● **Textauszug**:
--- --- ---

Aber ausnahmsweise waren mal Verteidiger und Strafrichter einer Meinung.
„Zurechnung geht nicht“, signalisierte der Vorsitzende. Und weil ich schon bei zwei anderen Gelegenheiten im Laufe dieses langen Tages vorgefühlt hatte, ob man sich nicht verständigen kann, signalisierte er, was er für die einfache Körperverletzung maximal verhängen würde. Acht Monate. Aber immerhin, und das war schon mal am allerwichtigsten, auf Bewährung.
Wider Erwarten war es mein Mandant, der sich mit dem Ergebnis anfreunden konnte. Ich hielt acht Monate Gefängnis für indiskutabel. Für zwei Faustschläge gibt es sonst einen Strafbefehl. Leute, die wie mein Auftraggeber einschlägig noch nicht aufgefallen sind, kommen fast immer mit einer Geldstrafe davon.
Als das Gericht dann auf Nachfrage (aus Schaden wird man klug) auch noch eine ziemlich hohe Geldzahlung als Bewährungsauflage verlangte, riet ich meinem Mandanten draußen auf dem Gerichtsflur dringend ab. Aus guten Gründen, meine ich.
Bei der Rückkehr in den Gerichtssaal appellierte der Richter noch einmal inbrünstig an meinen Mandanten. Er solle sich doch nicht so stur stellen und auf seinen Verteidiger hören. „Der Herr Vetter hat das studiert, seiner Empfehlung sollten Sie folgen.“
Ich habe dann ohne mit der Wimpfer zu zu zucken erklärt, dass mein Mandant für den Fall, dass die genannte Strafe nicht überschritten wird, in dieser Instanz keine weiteren Beweisanträge stellt. Aber nicht, weil ich ihm dazu geraten hatte, sondern weil er sich unbedingt die Bewährung sichern wollte.

--- --- ---

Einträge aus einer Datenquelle
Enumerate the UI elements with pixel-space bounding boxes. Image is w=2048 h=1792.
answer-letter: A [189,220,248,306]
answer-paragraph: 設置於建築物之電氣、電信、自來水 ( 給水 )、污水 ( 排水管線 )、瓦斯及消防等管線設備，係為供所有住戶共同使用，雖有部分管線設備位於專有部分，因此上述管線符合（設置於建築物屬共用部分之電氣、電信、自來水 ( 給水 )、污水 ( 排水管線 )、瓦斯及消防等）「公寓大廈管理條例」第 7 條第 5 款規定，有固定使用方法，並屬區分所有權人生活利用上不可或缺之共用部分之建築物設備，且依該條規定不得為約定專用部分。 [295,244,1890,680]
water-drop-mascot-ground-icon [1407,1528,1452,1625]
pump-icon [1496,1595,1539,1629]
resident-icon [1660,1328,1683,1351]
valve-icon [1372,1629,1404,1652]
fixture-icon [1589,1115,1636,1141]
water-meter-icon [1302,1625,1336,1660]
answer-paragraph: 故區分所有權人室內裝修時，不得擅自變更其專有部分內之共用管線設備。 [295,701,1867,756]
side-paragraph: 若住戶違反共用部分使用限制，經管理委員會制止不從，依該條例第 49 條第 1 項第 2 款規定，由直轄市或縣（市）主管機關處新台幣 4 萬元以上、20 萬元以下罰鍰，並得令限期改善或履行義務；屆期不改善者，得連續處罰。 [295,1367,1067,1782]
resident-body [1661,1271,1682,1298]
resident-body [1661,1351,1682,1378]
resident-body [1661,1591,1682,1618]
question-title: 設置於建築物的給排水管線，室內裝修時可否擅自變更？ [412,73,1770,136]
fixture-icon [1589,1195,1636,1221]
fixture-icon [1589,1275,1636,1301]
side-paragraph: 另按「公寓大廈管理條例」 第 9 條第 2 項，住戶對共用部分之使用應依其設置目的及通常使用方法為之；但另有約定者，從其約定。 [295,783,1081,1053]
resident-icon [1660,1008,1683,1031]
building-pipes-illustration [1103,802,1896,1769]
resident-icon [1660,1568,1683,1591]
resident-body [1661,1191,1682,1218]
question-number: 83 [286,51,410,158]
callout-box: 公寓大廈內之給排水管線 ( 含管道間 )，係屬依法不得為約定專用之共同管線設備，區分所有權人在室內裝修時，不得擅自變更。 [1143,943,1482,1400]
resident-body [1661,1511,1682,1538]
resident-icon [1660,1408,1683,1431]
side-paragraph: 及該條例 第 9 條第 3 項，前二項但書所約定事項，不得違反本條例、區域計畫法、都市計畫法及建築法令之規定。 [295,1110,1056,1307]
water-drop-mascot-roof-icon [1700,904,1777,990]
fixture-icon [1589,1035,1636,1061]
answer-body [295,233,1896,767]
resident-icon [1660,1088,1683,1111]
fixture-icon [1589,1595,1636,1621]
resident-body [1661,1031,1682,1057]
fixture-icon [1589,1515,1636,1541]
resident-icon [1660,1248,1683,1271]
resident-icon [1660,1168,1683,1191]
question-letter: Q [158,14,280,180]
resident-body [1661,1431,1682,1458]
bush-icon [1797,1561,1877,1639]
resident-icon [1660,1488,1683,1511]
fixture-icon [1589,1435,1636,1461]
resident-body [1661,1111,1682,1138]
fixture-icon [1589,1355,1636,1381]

--- --- ---

● **Aufgaben**:
1. Nennen Sie alle Ausdrücke, mit denen der Text über die Gerichtsverhandlung die richterliche Seite bezeichnet.
2. Setzen Sie den Text über die Gerichtsverhandlung nach seinem letzten Satz fort.

● **Lösungen**:
1. Strafrichter, der Vorsitzende, das Gericht, der Richter

2.
Mein Rat sah ganz anders aus. Aber in den Augen des Richters bin ich jetzt wahrscheinlich der Held, der seinen renitenten Mandanten notfalls zum Deal prügelt.
Wirklich glücklich ist letztlich, dass sich die Staatsanwaltschaft nicht mit ins Boot nehmen ließ. Ich verzichte natürlich unter keinen Umständen auf Rechtsmittel, wenn nicht auch die Gegenseite so eine Erklärung abgibt. Da der Staatsanwalt das Ergebnis aber insgesamt nicht mittrug, stand überhaupt nicht zur Debatte, auf die nächste Instanz zu verzichten.
So dass es demnächst heißen wird: neues Spiel, neues Glück.